:: Excerpted records

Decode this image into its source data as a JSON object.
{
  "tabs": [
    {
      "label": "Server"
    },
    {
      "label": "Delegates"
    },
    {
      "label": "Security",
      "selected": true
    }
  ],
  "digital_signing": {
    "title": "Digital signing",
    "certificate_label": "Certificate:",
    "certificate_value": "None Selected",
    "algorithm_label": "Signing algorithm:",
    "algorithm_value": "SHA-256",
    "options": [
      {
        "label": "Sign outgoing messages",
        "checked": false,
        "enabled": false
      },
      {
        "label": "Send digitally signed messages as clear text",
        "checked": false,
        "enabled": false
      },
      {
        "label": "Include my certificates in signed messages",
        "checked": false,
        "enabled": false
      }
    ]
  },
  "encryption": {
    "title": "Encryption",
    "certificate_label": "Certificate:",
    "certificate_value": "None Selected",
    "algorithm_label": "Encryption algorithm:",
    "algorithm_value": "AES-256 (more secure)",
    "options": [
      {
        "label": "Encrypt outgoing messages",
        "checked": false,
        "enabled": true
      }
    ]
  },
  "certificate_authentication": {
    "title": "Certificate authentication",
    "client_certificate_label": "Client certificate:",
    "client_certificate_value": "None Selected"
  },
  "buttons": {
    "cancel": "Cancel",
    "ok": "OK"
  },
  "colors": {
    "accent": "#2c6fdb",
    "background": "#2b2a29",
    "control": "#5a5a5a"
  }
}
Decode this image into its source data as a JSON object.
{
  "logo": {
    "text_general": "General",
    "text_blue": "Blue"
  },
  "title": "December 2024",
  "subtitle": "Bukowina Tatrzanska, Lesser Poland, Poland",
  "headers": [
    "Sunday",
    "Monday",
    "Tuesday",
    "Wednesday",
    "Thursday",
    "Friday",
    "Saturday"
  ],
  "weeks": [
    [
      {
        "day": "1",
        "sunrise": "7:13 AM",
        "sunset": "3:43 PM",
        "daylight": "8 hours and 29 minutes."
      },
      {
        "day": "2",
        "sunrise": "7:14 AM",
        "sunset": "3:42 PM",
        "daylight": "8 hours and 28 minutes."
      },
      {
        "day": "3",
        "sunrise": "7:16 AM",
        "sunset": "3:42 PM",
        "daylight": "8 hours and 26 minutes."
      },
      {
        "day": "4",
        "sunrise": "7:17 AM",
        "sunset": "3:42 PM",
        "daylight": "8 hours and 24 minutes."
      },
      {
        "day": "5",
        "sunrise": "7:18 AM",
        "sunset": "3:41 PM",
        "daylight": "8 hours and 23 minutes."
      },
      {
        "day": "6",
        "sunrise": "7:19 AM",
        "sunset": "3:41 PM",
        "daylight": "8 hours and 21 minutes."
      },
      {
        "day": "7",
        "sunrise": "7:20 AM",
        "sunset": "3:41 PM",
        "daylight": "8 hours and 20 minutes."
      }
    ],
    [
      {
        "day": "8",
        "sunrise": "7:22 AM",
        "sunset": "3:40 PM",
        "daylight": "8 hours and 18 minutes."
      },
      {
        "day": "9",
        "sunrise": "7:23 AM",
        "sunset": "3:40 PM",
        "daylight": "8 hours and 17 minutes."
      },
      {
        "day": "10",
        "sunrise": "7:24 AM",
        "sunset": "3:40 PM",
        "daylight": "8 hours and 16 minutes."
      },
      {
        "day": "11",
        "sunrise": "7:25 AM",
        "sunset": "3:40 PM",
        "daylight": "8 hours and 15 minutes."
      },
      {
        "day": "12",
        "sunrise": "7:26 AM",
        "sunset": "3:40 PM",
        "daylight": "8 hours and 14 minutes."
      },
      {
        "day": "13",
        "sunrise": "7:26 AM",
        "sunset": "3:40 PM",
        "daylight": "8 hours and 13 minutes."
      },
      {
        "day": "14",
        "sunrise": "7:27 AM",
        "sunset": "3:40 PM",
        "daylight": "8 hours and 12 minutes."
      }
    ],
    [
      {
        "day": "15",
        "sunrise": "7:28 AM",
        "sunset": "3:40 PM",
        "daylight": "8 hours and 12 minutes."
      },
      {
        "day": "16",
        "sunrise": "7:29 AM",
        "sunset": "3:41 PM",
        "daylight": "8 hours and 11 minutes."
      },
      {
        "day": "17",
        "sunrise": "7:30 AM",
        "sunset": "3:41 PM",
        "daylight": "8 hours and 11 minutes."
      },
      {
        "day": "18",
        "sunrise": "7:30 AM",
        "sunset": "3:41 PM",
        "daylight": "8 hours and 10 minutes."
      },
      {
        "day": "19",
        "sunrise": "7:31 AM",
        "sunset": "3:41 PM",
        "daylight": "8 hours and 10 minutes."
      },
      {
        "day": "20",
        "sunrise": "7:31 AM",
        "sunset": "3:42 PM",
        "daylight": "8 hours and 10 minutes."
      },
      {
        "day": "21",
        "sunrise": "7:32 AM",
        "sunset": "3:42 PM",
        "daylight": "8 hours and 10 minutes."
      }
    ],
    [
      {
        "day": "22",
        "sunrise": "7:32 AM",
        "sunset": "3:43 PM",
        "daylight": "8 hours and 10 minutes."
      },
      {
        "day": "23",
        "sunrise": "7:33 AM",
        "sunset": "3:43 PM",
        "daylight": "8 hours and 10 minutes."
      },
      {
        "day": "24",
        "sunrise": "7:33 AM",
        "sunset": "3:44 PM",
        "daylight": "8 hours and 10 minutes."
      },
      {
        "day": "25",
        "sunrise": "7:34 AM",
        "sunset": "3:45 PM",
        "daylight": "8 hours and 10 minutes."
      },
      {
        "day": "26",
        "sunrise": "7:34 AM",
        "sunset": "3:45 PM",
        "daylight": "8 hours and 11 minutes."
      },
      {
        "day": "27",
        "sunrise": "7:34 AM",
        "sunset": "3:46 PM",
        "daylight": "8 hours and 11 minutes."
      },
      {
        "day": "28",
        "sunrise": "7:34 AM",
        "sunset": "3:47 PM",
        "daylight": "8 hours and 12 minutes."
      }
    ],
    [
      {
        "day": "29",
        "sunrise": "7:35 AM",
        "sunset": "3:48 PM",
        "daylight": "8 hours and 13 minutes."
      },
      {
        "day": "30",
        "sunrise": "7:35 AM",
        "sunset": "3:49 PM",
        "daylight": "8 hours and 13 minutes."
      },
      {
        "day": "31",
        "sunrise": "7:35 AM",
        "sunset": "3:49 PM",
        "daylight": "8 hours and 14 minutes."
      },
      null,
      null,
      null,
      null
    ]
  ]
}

::::

### Exercise task
Every record should be repeated exactly; please leave none out.

### Result of this exercise
Decode this image into its source data as a JSON object.
{
  "tabs": [
    {
      "label": "Server"
    },
    {
      "label": "Delegates"
    },
    {
      "label": "Security",
      "selected": true
    }
  ],
  "digital_signing": {
    "title": "Digital signing",
    "certificate_label": "Certificate:",
    "certificate_value": "None Selected",
    "algorithm_label": "Signing algorithm:",
    "algorithm_value": "SHA-256",
    "options": [
      {
        "label": "Sign outgoing messages",
        "checked": false,
        "enabled": false
      },
      {
        "label": "Send digitally signed messages as clear text",
        "checked": false,
        "enabled": false
      },
      {
        "label": "Include my certificates in signed messages",
        "checked": false,
        "enabled": false
      }
    ]
  },
  "encryption": {
    "title": "Encryption",
    "certificate_label": "Certificate:",
    "certificate_value": "None Selected",
    "algorithm_label": "Encryption algorithm:",
    "algorithm_value": "AES-256 (more secure)",
    "options": [
      {
        "label": "Encrypt outgoing messages",
        "checked": false,
        "enabled": true
      }
    ]
  },
  "certificate_authentication": {
    "title": "Certificate authentication",
    "client_certificate_label": "Client certificate:",
    "client_certificate_value": "None Selected"
  },
  "buttons": {
    "cancel": "Cancel",
    "ok": "OK"
  },
  "colors": {
    "accent": "#2c6fdb",
    "background": "#2b2a29",
    "control": "#5a5a5a"
  }
}
Decode this image into its source data as a JSON object.
{
  "logo": {
    "text_general": "General",
    "text_blue": "Blue"
  },
  "title": "December 2024",
  "subtitle": "Bukowina Tatrzanska, Lesser Poland, Poland",
  "headers": [
    "Sunday",
    "Monday",
    "Tuesday",
    "Wednesday",
    "Thursday",
    "Friday",
    "Saturday"
  ],
  "weeks": [
    [
      {
        "day": "1",
        "sunrise": "7:13 AM",
        "sunset": "3:43 PM",
        "daylight": "8 hours and 29 minutes."
      },
      {
        "day": "2",
        "sunrise": "7:14 AM",
        "sunset": "3:42 PM",
        "daylight": "8 hours and 28 minutes."
      },
      {
        "day": "3",
        "sunrise": "7:16 AM",
        "sunset": "3:42 PM",
        "daylight": "8 hours and 26 minutes."
      },
      {
        "day": "4",
        "sunrise": "7:17 AM",
        "sunset": "3:42 PM",
        "daylight": "8 hours and 24 minutes."
      },
      {
        "day": "5",
        "sunrise": "7:18 AM",
        "sunset": "3:41 PM",
        "daylight": "8 hours and 23 minutes."
      },
      {
        "day": "6",
        "sunrise": "7:19 AM",
        "sunset": "3:41 PM",
        "daylight": "8 hours and 21 minutes."
      },
      {
        "day": "7",
        "sunrise": "7:20 AM",
        "sunset": "3:41 PM",
        "daylight": "8 hours and 20 minutes."
      }
    ],
    [
      {
        "day": "8",
        "sunrise": "7:22 AM",
        "sunset": "3:40 PM",
        "daylight": "8 hours and 18 minutes."
      },
      {
        "day": "9",
        "sunrise": "7:23 AM",
        "sunset": "3:40 PM",
        "daylight": "8 hours and 17 minutes."
      },
      {
        "day": "10",
        "sunrise": "7:24 AM",
        "sunset": "3:40 PM",
        "daylight": "8 hours and 16 minutes."
      },
      {
        "day": "11",
        "sunrise": "7:25 AM",
        "sunset": "3:40 PM",
        "daylight": "8 hours and 15 minutes."
      },
      {
        "day": "12",
        "sunrise": "7:26 AM",
        "sunset": "3:40 PM",
        "daylight": "8 hours and 14 minutes."
      },
      {
        "day": "13",
        "sunrise": "7:26 AM",
        "sunset": "3:40 PM",
        "daylight": "8 hours and 13 minutes."
      },
      {
        "day": "14",
        "sunrise": "7:27 AM",
        "sunset": "3:40 PM",
        "daylight": "8 hours and 12 minutes."
      }
    ],
    [
      {
        "day": "15",
        "sunrise": "7:28 AM",
        "sunset": "3:40 PM",
        "daylight": "8 hours and 12 minutes."
      },
      {
        "day": "16",
        "sunrise": "7:29 AM",
        "sunset": "3:41 PM",
        "daylight": "8 hours and 11 minutes."
      },
      {
        "day": "17",
        "sunrise": "7:30 AM",
        "sunset": "3:41 PM",
        "daylight": "8 hours and 11 minutes."
      },
      {
        "day": "18",
        "sunrise": "7:30 AM",
        "sunset": "3:41 PM",
        "daylight": "8 hours and 10 minutes."
      },
      {
        "day": "19",
        "sunrise": "7:31 AM",
        "sunset": "3:41 PM",
        "daylight": "8 hours and 10 minutes."
      },
      {
        "day": "20",
        "sunrise": "7:31 AM",
        "sunset": "3:42 PM",
        "daylight": "8 hours and 10 minutes."
      },
      {
        "day": "21",
        "sunrise": "7:32 AM",
        "sunset": "3:42 PM",
        "daylight": "8 hours and 10 minutes."
      }
    ],
    [
      {
        "day": "22",
        "sunrise": "7:32 AM",
        "sunset": "3:43 PM",
        "daylight": "8 hours and 10 minutes."
      },
      {
        "day": "23",
        "sunrise": "7:33 AM",
        "sunset": "3:43 PM",
        "daylight": "8 hours and 10 minutes."
      },
      {
        "day": "24",
        "sunrise": "7:33 AM",
        "sunset": "3:44 PM",
        "daylight": "8 hours and 10 minutes."
      },
      {
        "day": "25",
        "sunrise": "7:34 AM",
        "sunset": "3:45 PM",
        "daylight": "8 hours and 10 minutes."
      },
      {
        "day": "26",
        "sunrise": "7:34 AM",
        "sunset": "3:45 PM",
        "daylight": "8 hours and 11 minutes."
      },
      {
        "day": "27",
        "sunrise": "7:34 AM",
        "sunset": "3:46 PM",
        "daylight": "8 hours and 11 minutes."
      },
      {
        "day": "28",
        "sunrise": "7:34 AM",
        "sunset": "3:47 PM",
        "daylight": "8 hours and 12 minutes."
      }
    ],
    [
      {
        "day": "29",
        "sunrise": "7:35 AM",
        "sunset": "3:48 PM",
        "daylight": "8 hours and 13 minutes."
      },
      {
        "day": "30",
        "sunrise": "7:35 AM",
        "sunset": "3:49 PM",
        "daylight": "8 hours and 13 minutes."
      },
      {
        "day": "31",
        "sunrise": "7:35 AM",
        "sunset": "3:49 PM",
        "daylight": "8 hours and 14 minutes."
      },
      null,
      null,
      null,
      null
    ]
  ]
}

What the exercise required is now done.